◆ WHAT YOU ARE ASKED TO DO
Using the listing below, give the number of lines where "Body" appears, and nothing else.

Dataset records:
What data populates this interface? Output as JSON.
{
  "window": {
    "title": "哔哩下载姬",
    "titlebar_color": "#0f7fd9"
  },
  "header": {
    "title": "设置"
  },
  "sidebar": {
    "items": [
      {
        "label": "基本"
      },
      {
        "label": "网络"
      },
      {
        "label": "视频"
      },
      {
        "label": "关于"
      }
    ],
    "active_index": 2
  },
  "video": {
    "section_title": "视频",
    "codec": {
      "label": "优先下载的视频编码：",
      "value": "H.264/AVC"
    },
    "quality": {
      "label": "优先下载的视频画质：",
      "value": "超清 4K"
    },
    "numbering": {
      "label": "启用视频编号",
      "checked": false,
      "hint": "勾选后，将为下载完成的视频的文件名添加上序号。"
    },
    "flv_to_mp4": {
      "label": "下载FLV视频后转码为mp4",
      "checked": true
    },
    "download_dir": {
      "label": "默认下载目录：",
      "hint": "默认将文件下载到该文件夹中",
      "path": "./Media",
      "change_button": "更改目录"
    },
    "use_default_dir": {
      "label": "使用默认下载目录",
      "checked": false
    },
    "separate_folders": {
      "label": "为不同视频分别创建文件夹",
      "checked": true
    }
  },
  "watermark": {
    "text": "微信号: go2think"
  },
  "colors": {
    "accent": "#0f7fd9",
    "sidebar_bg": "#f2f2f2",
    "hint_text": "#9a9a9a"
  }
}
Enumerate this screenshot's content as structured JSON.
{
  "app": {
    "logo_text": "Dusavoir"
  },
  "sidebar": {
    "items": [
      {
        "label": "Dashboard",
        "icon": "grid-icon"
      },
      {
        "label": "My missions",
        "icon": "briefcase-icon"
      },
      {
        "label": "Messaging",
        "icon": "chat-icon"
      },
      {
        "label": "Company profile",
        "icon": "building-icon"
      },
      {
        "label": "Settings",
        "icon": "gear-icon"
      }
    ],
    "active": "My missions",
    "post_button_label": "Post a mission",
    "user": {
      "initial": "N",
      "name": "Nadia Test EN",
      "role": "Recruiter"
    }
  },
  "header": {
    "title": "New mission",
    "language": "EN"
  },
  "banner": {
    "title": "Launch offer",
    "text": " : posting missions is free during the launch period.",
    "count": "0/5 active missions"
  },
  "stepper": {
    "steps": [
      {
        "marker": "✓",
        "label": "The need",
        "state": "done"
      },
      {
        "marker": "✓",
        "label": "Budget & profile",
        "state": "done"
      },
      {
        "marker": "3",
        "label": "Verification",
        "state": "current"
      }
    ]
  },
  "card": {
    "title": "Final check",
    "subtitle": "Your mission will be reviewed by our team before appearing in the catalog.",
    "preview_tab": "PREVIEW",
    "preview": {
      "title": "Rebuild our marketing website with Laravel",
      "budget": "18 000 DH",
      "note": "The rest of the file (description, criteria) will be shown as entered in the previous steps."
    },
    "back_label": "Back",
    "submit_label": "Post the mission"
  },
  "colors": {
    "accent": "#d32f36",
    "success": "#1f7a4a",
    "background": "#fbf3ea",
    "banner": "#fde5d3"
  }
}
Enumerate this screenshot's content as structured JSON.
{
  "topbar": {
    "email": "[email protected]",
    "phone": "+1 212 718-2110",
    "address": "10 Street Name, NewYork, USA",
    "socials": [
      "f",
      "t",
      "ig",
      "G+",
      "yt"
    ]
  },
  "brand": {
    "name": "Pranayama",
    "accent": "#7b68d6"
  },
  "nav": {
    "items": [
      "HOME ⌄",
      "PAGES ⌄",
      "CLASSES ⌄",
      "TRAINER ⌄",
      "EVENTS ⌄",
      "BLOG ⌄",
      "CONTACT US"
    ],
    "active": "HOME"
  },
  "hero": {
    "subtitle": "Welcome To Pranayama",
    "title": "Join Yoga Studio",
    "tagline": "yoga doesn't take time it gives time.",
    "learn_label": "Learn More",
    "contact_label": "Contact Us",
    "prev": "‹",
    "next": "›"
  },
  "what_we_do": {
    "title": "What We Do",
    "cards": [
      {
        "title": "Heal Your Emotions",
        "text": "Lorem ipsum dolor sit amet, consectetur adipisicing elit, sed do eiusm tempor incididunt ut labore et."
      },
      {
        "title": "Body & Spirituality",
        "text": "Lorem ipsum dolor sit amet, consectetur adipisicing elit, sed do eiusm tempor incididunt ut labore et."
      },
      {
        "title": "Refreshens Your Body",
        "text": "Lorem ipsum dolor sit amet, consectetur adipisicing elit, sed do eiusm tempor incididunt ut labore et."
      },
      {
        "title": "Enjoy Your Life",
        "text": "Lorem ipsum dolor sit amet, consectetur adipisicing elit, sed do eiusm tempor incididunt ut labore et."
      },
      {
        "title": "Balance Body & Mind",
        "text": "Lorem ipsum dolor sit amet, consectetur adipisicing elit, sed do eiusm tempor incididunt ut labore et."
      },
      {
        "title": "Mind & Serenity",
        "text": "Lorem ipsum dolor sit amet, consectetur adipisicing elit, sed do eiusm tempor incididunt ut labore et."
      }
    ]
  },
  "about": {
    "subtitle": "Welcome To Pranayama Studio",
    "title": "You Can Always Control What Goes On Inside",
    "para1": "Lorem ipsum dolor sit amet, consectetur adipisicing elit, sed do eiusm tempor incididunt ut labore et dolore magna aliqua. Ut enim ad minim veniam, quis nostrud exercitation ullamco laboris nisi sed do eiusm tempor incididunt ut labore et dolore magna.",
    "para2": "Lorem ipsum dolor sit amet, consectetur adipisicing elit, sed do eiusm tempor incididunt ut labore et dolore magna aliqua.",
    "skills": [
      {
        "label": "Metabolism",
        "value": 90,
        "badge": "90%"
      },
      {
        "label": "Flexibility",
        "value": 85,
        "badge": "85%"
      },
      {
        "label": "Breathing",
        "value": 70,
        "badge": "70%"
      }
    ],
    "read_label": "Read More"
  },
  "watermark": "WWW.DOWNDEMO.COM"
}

◆ FINISHED EXERCISE
3